◆ **What you are asked to do**:
The records below hold pictures; please leave those out and retype the rest exactly.

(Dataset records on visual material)
**********

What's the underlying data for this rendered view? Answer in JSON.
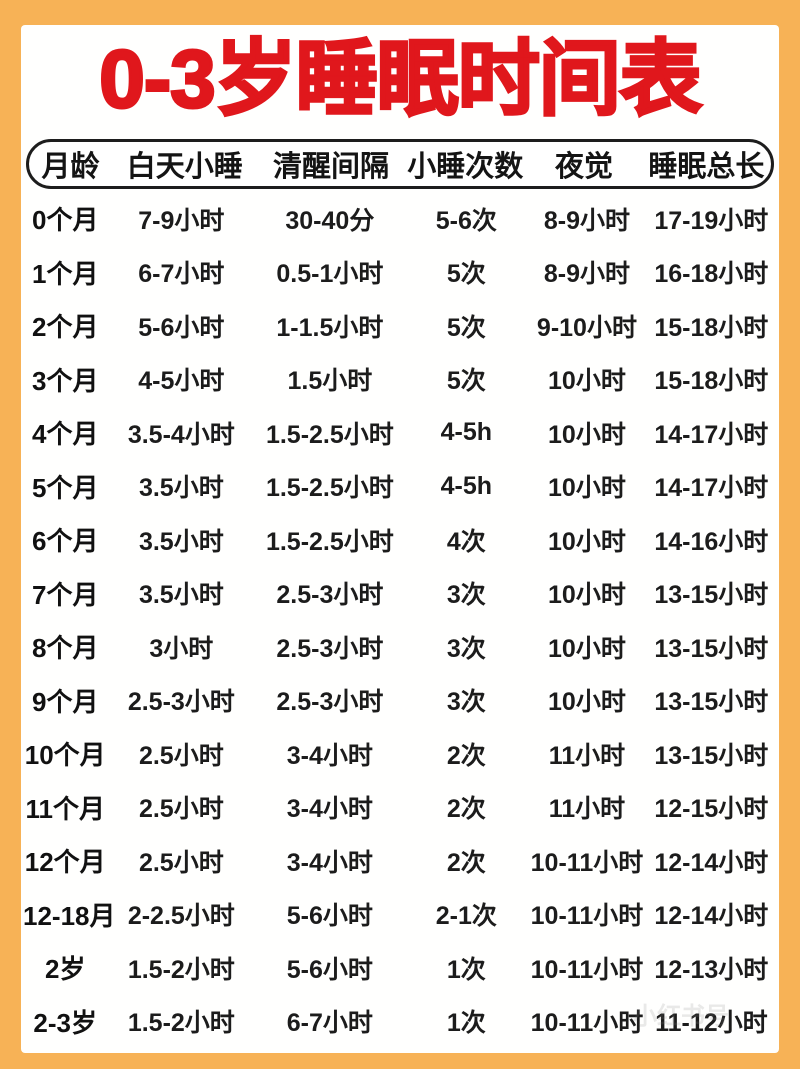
{
  "title": "0-3岁睡眠时间表",
  "watermark": "小红书号",
  "colors": {
    "frame_orange": "#F7B256",
    "panel_white": "#FFFFFE",
    "title_red": "#E0171C",
    "text_black": "#1C1C1C",
    "header_border": "#1D1D1D"
  },
  "chart_data": {
    "type": "table",
    "title": "0-3岁睡眠时间表",
    "columns": [
      "月龄",
      "白天小睡",
      "清醒间隔",
      "小睡次数",
      "夜觉",
      "睡眠总长"
    ],
    "rows": [
      [
        "0个月",
        "7-9小时",
        "30-40分",
        "5-6次",
        "8-9小时",
        "17-19小时"
      ],
      [
        "1个月",
        "6-7小时",
        "0.5-1小时",
        "5次",
        "8-9小时",
        "16-18小时"
      ],
      [
        "2个月",
        "5-6小时",
        "1-1.5小时",
        "5次",
        "9-10小时",
        "15-18小时"
      ],
      [
        "3个月",
        "4-5小时",
        "1.5小时",
        "5次",
        "10小时",
        "15-18小时"
      ],
      [
        "4个月",
        "3.5-4小时",
        "1.5-2.5小时",
        "4-5h",
        "10小时",
        "14-17小时"
      ],
      [
        "5个月",
        "3.5小时",
        "1.5-2.5小时",
        "4-5h",
        "10小时",
        "14-17小时"
      ],
      [
        "6个月",
        "3.5小时",
        "1.5-2.5小时",
        "4次",
        "10小时",
        "14-16小时"
      ],
      [
        "7个月",
        "3.5小时",
        "2.5-3小时",
        "3次",
        "10小时",
        "13-15小时"
      ],
      [
        "8个月",
        "3小时",
        "2.5-3小时",
        "3次",
        "10小时",
        "13-15小时"
      ],
      [
        "9个月",
        "2.5-3小时",
        "2.5-3小时",
        "3次",
        "10小时",
        "13-15小时"
      ],
      [
        "10个月",
        "2.5小时",
        "3-4小时",
        "2次",
        "11小时",
        "13-15小时"
      ],
      [
        "11个月",
        "2.5小时",
        "3-4小时",
        "2次",
        "11小时",
        "12-15小时"
      ],
      [
        "12个月",
        "2.5小时",
        "3-4小时",
        "2次",
        "10-11小时",
        "12-14小时"
      ],
      [
        "12-18月",
        "2-2.5小时",
        "5-6小时",
        "2-1次",
        "10-11小时",
        "12-14小时"
      ],
      [
        "2岁",
        "1.5-2小时",
        "5-6小时",
        "1次",
        "10-11小时",
        "12-13小时"
      ],
      [
        "2-3岁",
        "1.5-2小时",
        "6-7小时",
        "1次",
        "10-11小时",
        "11-12小时"
      ]
    ]
  }
}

**********

◆ **Output below**:
What's the underlying data for this rendered view? Answer in JSON.
{
  "title": "0-3岁睡眠时间表",
  "watermark": "小红书号",
  "colors": {
    "frame_orange": "#F7B256",
    "panel_white": "#FFFFFE",
    "title_red": "#E0171C",
    "text_black": "#1C1C1C",
    "header_border": "#1D1D1D"
  },
  "chart_data": {
    "type": "table",
    "title": "0-3岁睡眠时间表",
    "columns": [
      "月龄",
      "白天小睡",
      "清醒间隔",
      "小睡次数",
      "夜觉",
      "睡眠总长"
    ],
    "rows": [
      [
        "0个月",
        "7-9小时",
        "30-40分",
        "5-6次",
        "8-9小时",
        "17-19小时"
      ],
      [
        "1个月",
        "6-7小时",
        "0.5-1小时",
        "5次",
        "8-9小时",
        "16-18小时"
      ],
      [
        "2个月",
        "5-6小时",
        "1-1.5小时",
        "5次",
        "9-10小时",
        "15-18小时"
      ],
      [
        "3个月",
        "4-5小时",
        "1.5小时",
        "5次",
        "10小时",
        "15-18小时"
      ],
      [
        "4个月",
        "3.5-4小时",
        "1.5-2.5小时",
        "4-5h",
        "10小时",
        "14-17小时"
      ],
      [
        "5个月",
        "3.5小时",
        "1.5-2.5小时",
        "4-5h",
        "10小时",
        "14-17小时"
      ],
      [
        "6个月",
        "3.5小时",
        "1.5-2.5小时",
        "4次",
        "10小时",
        "14-16小时"
      ],
      [
        "7个月",
        "3.5小时",
        "2.5-3小时",
        "3次",
        "10小时",
        "13-15小时"
      ],
      [
        "8个月",
        "3小时",
        "2.5-3小时",
        "3次",
        "10小时",
        "13-15小时"
      ],
      [
        "9个月",
        "2.5-3小时",
        "2.5-3小时",
        "3次",
        "10小时",
        "13-15小时"
      ],
      [
        "10个月",
        "2.5小时",
        "3-4小时",
        "2次",
        "11小时",
        "13-15小时"
      ],
      [
        "11个月",
        "2.5小时",
        "3-4小时",
        "2次",
        "11小时",
        "12-15小时"
      ],
      [
        "12个月",
        "2.5小时",
        "3-4小时",
        "2次",
        "10-11小时",
        "12-14小时"
      ],
      [
        "12-18月",
        "2-2.5小时",
        "5-6小时",
        "2-1次",
        "10-11小时",
        "12-14小时"
      ],
      [
        "2岁",
        "1.5-2小时",
        "5-6小时",
        "1次",
        "10-11小时",
        "12-13小时"
      ],
      [
        "2-3岁",
        "1.5-2小时",
        "6-7小时",
        "1次",
        "10-11小时",
        "11-12小时"
      ]
    ]
  }
}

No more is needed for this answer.